[Dataset rows about figures]
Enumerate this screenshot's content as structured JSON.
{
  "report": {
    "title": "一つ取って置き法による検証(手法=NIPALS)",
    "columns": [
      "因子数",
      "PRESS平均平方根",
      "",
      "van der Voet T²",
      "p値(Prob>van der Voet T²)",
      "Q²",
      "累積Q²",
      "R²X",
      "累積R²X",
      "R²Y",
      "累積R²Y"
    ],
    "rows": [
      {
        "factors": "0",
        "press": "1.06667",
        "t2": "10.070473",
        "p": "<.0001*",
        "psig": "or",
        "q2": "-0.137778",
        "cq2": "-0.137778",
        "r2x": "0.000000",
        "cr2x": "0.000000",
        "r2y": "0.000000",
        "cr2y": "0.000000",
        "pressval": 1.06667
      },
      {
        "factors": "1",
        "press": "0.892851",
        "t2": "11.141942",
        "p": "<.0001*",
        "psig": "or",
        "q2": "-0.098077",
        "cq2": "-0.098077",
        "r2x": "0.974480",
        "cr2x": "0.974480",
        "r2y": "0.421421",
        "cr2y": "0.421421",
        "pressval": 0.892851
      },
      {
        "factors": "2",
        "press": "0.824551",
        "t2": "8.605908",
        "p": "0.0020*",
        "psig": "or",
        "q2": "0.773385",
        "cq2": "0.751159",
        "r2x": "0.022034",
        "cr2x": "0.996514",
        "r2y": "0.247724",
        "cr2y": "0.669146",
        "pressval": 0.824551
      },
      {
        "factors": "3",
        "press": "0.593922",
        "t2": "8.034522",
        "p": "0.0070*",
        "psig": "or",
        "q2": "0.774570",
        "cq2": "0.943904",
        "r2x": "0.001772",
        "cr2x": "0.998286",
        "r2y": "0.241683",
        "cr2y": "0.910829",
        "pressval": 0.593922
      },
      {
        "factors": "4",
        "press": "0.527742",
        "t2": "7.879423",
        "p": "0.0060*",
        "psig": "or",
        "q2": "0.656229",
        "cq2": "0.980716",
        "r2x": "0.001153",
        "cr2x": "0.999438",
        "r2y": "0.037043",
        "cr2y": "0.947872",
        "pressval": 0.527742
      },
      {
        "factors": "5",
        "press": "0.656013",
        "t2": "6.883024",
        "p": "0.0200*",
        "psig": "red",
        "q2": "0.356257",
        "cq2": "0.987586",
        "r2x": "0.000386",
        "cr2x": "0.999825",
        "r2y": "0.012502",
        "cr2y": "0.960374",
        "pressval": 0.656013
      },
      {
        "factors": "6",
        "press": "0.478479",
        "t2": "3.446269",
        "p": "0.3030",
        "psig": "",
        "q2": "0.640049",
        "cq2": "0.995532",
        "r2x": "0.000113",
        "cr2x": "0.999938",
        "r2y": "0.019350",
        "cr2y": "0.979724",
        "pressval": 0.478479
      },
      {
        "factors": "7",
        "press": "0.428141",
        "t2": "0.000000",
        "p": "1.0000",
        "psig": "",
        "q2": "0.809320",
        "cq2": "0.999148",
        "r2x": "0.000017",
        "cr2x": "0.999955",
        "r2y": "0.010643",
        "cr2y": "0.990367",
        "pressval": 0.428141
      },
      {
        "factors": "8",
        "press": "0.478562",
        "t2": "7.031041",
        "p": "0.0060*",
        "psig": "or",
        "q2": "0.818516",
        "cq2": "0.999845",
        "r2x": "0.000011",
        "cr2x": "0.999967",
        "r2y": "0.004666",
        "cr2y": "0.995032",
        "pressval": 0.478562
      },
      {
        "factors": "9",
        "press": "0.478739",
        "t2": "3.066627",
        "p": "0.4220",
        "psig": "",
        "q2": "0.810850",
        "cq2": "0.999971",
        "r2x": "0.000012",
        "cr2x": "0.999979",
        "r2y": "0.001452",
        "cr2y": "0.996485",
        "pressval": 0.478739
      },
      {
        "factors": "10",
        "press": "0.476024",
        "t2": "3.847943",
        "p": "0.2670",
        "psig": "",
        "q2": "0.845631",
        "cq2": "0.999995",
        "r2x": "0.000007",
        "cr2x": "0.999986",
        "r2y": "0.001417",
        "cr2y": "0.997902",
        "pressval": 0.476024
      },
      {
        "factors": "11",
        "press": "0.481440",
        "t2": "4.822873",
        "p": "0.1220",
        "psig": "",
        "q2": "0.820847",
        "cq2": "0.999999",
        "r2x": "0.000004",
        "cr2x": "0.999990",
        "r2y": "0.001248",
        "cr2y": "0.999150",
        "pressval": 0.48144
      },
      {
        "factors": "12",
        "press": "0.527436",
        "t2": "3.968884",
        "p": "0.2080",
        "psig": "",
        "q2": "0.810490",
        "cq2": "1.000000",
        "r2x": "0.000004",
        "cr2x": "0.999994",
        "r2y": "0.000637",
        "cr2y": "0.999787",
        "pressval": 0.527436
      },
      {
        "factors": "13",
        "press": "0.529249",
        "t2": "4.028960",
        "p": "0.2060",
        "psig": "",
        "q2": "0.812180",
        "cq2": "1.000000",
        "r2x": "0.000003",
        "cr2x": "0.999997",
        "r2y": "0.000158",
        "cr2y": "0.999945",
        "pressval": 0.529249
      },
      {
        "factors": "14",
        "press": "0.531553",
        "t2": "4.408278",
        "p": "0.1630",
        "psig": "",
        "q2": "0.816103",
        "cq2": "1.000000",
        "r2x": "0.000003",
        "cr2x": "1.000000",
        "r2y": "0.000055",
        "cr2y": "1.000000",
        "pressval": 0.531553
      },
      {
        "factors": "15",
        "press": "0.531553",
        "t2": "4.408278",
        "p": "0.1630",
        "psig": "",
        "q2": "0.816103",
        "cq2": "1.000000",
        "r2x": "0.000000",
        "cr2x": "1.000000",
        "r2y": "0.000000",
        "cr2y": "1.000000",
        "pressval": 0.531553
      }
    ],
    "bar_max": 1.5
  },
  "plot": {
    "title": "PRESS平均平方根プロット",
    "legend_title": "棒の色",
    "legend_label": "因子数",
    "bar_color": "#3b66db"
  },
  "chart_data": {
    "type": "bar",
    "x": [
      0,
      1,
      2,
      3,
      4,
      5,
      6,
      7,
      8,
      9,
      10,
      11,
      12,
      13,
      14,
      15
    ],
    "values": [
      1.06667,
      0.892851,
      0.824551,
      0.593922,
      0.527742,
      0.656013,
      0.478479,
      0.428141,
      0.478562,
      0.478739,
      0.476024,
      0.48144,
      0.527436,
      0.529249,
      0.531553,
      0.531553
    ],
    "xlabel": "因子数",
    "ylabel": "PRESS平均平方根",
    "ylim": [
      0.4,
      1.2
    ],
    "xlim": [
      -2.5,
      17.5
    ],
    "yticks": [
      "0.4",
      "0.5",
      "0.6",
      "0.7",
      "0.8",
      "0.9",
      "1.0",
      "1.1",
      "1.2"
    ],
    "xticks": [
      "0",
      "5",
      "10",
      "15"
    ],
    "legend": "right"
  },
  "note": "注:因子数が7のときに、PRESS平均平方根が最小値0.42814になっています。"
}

● WHAT NEEDS TO BE DONE: Above are the records; copy every line in them that holds the word "Voet".

● EXERCISE OUTPUT:
      "van der Voet T²",
      "p値(Prob>van der Voet T²)",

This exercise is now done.